GIVEN INSTRUCTION. List the lines of this listing that hold the word "specula".

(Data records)

>>>

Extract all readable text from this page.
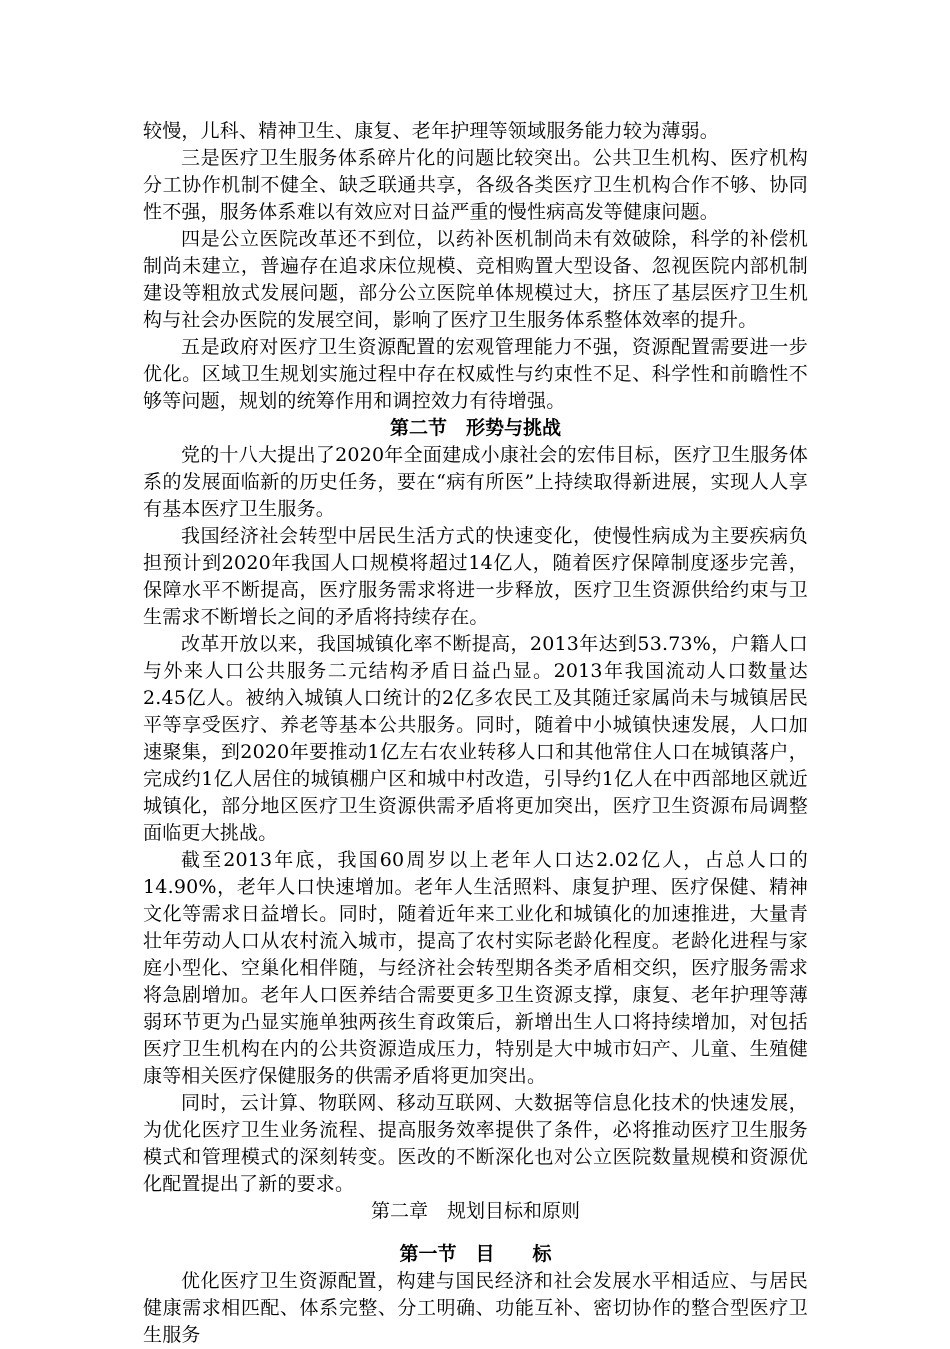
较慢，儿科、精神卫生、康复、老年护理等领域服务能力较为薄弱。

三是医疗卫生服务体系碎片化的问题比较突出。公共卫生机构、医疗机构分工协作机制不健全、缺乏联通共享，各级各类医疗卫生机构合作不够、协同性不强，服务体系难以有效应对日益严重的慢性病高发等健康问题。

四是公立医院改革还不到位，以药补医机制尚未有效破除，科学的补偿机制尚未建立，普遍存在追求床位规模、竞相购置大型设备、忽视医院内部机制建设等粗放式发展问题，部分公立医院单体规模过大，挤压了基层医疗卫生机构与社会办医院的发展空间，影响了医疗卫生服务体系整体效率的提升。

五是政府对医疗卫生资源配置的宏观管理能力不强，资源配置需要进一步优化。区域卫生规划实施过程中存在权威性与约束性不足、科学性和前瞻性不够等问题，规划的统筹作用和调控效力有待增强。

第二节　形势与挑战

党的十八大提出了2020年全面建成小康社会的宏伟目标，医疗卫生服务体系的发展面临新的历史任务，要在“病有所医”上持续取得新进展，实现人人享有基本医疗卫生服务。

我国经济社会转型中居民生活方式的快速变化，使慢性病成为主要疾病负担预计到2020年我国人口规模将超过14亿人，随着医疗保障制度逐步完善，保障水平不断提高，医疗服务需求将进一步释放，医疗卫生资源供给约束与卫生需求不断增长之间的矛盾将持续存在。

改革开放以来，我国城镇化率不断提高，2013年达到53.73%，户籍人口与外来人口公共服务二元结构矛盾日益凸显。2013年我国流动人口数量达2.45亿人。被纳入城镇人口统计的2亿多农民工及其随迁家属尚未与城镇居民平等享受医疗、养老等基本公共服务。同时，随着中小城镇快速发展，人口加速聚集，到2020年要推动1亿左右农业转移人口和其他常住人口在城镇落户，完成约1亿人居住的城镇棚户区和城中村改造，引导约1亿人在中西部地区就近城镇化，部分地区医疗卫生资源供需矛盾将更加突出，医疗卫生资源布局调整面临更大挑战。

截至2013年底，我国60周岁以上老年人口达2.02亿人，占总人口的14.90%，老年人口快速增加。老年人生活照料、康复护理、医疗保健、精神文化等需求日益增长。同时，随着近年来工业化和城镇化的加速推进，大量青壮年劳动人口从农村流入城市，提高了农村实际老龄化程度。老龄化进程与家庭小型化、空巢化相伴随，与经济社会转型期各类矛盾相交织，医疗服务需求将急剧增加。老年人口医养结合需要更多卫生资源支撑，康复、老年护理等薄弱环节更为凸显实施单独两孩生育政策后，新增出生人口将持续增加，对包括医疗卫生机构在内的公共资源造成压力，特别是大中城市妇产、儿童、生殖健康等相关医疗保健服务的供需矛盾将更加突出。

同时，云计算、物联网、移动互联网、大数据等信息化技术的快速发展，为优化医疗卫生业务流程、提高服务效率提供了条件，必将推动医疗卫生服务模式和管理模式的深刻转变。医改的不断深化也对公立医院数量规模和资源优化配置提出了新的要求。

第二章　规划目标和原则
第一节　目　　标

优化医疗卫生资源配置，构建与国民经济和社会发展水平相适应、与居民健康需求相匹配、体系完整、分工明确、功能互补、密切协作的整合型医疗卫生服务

<<<
>>>

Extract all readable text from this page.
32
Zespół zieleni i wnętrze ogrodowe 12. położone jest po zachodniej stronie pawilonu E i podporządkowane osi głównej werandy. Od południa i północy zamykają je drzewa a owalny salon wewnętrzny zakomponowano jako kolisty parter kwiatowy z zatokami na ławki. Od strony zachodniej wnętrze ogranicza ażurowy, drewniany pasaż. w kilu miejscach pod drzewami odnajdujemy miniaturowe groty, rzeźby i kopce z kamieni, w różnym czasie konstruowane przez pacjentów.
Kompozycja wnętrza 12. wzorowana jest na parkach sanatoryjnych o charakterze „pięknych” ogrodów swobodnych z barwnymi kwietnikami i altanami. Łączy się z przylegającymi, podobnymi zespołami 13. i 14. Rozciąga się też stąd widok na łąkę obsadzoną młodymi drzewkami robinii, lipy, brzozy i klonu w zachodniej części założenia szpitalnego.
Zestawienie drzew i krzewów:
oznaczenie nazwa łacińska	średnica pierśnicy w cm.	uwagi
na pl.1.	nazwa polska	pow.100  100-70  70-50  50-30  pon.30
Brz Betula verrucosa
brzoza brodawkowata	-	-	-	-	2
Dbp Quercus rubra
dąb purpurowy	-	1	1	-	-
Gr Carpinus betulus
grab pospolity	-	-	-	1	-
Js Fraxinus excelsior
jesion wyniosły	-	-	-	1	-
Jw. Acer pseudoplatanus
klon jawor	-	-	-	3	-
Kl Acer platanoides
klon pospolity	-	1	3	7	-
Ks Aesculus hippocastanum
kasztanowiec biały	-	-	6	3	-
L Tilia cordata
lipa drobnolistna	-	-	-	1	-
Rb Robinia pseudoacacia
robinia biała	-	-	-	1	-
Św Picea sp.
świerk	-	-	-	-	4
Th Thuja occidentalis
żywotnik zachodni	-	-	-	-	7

<<<
>>>

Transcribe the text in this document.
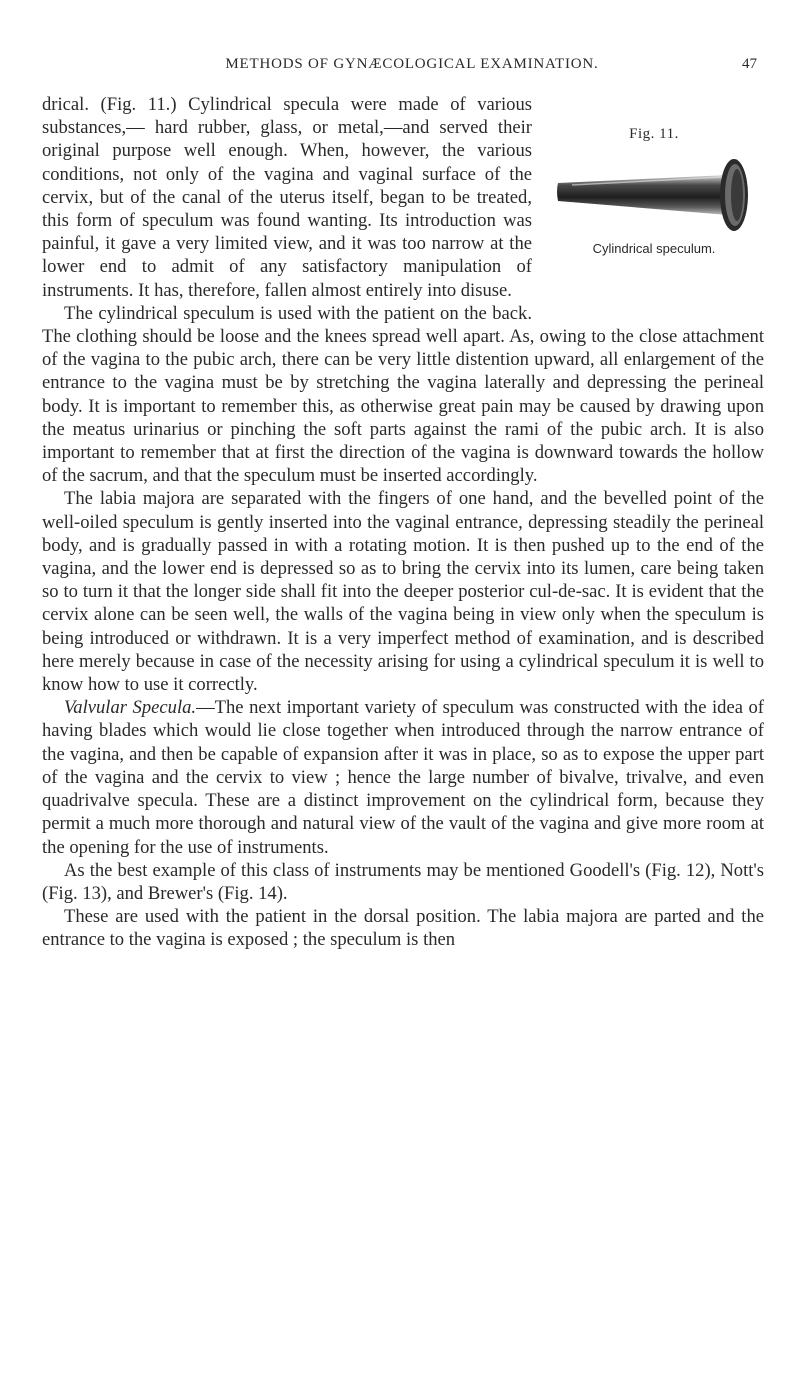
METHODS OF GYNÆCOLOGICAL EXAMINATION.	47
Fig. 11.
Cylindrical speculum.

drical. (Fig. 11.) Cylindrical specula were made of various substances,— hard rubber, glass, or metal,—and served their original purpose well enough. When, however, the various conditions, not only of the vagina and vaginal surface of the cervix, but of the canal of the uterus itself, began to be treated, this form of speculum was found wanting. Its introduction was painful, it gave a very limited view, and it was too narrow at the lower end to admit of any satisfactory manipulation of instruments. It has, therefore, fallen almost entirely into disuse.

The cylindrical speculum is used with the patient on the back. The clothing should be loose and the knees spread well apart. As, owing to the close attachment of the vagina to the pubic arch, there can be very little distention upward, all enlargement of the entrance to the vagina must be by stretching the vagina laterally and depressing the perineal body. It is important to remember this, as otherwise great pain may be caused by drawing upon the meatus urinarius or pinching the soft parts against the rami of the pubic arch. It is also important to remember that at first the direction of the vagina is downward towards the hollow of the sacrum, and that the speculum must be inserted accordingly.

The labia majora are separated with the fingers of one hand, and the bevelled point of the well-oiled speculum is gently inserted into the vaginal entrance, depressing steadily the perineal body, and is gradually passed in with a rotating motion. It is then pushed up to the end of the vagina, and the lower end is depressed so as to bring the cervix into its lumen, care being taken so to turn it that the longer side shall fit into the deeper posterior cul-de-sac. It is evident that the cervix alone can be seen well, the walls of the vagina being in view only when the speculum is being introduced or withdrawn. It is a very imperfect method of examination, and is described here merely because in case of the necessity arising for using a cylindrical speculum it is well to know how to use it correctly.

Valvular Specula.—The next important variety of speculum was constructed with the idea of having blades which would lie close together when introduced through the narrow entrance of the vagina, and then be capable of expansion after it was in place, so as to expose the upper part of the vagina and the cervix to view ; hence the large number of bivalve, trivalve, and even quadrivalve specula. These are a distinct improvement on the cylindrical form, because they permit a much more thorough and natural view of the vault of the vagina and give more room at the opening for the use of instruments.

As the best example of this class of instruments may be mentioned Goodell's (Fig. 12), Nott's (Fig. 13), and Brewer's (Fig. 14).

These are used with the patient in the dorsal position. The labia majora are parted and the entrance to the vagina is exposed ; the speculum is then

<<<

EXERCISE RESULT.
drical. (Fig. 11.) Cylindrical specula were made of various substances,— hard rubber, glass, or metal,—and served their original purpose well enough. When, however, the various conditions, not only of the vagina and vaginal surface of the cervix, but of the canal of the uterus itself, began to be treated, this form of speculum was found wanting. Its introduction was painful, it gave a very limited view, and it was too narrow at the lower end to admit of any satisfactory manipulation of instruments. It has, therefore, fallen almost entirely into disuse.
Valvular Specula.—The next important variety of speculum was constructed with the idea of having blades which would lie close together when introduced through the narrow entrance of the vagina, and then be capable of expansion after it was in place, so as to expose the upper part of the vagina and the cervix to view ; hence the large number of bivalve, trivalve, and even quadrivalve specula. These are a distinct improvement on the cylindrical form, because they permit a much more thorough and natural view of the vault of the vagina and give more room at the opening for the use of instruments.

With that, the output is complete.